Description of the task
Find the lines containing the word "text" and copy every one of them.

* Start *

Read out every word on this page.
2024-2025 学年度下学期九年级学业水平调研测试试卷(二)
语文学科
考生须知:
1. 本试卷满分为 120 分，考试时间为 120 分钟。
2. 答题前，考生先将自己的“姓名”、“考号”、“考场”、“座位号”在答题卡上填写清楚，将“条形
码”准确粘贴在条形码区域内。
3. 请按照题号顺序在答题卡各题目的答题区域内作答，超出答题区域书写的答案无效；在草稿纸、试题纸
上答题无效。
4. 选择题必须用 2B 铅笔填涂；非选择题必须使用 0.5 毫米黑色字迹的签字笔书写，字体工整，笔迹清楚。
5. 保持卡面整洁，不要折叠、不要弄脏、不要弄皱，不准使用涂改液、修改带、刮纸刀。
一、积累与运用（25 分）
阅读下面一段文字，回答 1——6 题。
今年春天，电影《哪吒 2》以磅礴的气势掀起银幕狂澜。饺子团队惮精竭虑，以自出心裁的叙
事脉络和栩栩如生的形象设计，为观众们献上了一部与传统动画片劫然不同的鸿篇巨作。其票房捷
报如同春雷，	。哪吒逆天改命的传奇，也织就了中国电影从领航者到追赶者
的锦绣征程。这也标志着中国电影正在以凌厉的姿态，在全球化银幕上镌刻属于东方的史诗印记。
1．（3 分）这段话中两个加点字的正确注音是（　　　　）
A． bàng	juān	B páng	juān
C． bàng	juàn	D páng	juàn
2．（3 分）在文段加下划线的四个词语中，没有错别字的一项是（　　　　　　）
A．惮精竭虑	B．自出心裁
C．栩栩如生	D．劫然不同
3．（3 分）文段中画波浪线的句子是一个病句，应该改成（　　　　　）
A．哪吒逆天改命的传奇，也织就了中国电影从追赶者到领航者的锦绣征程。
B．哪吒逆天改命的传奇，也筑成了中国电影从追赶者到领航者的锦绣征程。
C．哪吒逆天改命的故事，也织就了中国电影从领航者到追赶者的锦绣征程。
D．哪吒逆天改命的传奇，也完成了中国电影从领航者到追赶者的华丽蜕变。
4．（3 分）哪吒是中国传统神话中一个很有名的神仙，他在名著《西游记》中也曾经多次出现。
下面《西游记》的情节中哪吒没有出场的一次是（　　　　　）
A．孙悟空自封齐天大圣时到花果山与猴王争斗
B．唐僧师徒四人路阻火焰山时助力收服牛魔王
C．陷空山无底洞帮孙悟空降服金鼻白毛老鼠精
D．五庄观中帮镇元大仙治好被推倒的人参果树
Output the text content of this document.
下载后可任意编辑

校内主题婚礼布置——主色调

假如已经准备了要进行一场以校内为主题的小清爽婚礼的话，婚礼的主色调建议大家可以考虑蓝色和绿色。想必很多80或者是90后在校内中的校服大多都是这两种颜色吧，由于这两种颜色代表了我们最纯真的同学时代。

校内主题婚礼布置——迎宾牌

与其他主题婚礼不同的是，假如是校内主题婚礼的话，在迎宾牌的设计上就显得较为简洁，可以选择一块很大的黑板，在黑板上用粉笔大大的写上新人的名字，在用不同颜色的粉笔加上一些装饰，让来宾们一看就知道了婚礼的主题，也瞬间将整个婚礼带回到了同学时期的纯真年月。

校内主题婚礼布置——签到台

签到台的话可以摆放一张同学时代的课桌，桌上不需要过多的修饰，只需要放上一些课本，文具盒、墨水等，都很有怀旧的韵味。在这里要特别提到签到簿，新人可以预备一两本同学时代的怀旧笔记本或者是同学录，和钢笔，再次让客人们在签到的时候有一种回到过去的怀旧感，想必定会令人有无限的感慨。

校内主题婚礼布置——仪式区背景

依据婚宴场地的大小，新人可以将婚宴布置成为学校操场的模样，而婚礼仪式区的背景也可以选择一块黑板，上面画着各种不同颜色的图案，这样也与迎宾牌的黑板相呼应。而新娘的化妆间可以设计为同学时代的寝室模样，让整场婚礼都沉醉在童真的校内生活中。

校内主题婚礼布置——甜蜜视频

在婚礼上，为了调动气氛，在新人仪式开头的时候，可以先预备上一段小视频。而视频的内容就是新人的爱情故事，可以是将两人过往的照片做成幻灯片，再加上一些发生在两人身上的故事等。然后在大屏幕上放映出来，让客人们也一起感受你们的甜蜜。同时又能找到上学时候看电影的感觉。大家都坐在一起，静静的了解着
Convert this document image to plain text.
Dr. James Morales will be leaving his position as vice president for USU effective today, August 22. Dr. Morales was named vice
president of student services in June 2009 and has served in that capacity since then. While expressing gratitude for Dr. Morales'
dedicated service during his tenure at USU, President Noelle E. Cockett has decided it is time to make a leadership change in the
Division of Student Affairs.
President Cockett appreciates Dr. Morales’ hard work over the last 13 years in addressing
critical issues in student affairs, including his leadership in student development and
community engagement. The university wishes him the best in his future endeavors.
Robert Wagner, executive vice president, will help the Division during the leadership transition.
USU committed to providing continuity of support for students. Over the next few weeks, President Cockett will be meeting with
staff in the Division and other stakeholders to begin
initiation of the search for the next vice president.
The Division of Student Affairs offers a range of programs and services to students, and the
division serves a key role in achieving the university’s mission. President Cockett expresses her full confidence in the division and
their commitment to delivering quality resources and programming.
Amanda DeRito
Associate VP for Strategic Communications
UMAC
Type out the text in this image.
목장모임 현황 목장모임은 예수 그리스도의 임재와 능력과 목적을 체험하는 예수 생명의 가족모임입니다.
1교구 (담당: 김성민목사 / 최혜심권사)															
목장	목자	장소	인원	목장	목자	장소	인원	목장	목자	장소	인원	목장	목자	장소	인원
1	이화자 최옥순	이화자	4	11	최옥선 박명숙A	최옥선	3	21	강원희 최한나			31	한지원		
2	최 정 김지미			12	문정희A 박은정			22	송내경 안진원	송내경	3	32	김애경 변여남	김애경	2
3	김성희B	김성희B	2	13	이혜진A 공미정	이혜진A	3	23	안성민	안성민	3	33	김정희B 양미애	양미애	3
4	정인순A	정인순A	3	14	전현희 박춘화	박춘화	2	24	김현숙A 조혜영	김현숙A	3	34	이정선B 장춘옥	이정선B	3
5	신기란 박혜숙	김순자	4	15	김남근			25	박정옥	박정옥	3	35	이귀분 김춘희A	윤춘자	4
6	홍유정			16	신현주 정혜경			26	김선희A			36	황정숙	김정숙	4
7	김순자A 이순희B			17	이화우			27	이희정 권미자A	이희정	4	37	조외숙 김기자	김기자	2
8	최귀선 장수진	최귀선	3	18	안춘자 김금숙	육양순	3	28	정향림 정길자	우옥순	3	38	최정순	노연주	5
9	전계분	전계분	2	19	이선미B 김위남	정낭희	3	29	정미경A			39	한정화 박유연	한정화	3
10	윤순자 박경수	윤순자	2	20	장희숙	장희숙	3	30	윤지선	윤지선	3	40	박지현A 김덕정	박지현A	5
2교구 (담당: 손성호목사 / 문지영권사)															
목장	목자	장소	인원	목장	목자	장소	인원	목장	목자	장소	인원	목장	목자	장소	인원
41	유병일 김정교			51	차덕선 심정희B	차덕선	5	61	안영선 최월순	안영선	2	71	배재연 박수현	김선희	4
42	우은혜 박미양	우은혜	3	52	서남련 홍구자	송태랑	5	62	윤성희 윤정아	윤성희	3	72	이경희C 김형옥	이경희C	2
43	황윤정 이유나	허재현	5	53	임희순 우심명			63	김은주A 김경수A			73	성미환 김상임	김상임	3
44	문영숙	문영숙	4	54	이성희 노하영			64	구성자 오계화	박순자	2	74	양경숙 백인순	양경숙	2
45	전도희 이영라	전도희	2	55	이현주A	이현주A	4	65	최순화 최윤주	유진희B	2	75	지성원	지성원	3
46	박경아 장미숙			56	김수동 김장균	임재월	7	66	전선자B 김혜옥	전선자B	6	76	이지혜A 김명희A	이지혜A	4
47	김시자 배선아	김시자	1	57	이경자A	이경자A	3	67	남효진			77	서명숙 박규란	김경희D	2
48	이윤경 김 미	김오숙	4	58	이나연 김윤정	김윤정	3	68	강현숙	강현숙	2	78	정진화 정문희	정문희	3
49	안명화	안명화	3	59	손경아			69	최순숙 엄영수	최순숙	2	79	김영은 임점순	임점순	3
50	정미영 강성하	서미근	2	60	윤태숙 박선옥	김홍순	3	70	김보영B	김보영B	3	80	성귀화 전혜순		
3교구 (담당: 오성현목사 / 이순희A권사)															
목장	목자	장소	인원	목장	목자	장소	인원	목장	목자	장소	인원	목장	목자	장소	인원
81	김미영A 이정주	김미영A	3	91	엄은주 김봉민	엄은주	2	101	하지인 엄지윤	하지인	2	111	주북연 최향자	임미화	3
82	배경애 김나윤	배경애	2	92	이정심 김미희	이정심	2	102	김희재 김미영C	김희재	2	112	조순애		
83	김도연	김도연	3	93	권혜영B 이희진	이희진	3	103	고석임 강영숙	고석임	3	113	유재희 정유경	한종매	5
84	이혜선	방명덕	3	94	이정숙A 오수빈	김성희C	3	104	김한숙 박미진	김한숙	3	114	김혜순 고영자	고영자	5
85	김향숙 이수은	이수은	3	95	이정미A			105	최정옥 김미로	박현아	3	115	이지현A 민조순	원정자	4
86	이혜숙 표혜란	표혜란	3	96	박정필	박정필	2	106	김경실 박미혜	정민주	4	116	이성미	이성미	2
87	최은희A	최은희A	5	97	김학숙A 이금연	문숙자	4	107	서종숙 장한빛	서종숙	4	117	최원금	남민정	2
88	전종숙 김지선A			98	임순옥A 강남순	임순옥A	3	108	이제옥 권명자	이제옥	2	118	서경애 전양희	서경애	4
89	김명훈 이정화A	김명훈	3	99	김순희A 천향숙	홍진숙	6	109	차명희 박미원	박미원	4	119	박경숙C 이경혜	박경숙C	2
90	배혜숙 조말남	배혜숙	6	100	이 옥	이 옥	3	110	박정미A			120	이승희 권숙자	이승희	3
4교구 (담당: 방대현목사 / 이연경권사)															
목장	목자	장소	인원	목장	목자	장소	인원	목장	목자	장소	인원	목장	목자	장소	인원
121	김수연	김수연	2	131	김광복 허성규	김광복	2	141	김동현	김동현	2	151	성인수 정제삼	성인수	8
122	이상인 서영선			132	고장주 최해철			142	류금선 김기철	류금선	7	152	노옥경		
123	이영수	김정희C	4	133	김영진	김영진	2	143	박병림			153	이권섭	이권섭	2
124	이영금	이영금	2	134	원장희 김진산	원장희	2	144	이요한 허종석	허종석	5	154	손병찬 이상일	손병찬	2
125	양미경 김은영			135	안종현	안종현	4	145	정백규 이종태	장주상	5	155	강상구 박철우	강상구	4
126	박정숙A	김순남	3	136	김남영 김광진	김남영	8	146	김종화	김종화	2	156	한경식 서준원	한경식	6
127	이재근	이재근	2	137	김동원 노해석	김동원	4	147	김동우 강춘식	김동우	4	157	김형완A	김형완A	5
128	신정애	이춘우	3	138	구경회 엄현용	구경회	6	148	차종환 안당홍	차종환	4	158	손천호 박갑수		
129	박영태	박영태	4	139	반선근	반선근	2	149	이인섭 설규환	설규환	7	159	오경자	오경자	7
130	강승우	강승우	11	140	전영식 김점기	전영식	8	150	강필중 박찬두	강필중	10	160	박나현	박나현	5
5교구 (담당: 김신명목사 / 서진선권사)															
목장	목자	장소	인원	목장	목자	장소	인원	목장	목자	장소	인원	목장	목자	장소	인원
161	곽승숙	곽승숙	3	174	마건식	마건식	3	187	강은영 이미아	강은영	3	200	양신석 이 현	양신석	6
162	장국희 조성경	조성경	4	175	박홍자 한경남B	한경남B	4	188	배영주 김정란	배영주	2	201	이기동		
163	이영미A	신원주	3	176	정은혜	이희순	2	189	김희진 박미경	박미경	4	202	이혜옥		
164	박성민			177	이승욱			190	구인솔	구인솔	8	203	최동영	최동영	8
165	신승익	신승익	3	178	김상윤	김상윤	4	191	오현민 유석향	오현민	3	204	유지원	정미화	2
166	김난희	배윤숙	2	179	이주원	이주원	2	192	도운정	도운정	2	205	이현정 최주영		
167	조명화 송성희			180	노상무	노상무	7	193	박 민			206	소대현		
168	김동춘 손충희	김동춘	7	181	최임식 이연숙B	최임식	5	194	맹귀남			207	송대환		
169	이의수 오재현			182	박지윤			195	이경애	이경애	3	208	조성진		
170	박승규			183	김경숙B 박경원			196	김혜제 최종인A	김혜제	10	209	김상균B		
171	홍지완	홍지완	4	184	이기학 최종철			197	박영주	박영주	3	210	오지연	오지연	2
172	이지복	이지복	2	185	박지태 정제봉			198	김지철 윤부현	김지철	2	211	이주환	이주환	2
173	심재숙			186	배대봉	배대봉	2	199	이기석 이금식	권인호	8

* End *

Task result
Output the text content of this document.
Convert this document image to plain text.
Type out the text in this image.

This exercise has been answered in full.